Exercise instructions: Lines containing the word "item" are to be counted; state their number and nothing further.

#####

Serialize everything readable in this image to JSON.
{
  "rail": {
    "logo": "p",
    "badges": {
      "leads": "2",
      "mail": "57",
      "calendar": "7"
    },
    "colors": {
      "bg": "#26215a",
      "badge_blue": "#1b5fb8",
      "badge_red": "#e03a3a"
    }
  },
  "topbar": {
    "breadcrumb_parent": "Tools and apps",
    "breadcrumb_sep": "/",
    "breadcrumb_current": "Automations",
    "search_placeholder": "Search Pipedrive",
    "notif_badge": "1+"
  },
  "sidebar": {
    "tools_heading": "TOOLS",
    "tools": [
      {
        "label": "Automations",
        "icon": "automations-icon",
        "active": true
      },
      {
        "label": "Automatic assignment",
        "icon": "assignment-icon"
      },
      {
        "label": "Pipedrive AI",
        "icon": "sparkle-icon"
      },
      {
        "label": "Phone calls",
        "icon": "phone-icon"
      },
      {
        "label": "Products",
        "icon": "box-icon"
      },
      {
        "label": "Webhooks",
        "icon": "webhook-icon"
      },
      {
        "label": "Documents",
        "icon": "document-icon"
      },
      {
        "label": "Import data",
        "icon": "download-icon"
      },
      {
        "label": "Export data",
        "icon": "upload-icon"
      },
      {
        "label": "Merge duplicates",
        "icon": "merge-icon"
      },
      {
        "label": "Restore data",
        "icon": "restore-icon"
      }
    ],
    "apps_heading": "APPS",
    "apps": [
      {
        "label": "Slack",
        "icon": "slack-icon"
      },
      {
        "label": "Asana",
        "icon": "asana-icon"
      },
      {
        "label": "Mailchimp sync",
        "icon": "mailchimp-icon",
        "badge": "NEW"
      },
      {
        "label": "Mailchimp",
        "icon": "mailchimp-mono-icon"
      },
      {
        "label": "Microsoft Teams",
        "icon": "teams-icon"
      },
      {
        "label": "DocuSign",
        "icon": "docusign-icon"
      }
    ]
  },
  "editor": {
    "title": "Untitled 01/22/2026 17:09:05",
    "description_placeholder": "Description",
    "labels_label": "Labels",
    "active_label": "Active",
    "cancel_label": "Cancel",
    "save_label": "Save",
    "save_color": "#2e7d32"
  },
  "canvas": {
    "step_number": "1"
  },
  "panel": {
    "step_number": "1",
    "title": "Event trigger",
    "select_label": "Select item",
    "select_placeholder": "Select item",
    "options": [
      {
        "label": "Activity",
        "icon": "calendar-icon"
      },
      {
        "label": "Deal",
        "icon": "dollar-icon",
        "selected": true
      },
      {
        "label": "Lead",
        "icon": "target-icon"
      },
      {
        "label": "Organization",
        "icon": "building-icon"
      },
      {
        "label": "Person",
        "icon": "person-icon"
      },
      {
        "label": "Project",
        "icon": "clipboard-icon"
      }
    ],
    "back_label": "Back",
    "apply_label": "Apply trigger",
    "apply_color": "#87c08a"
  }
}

#####

Expected output: 2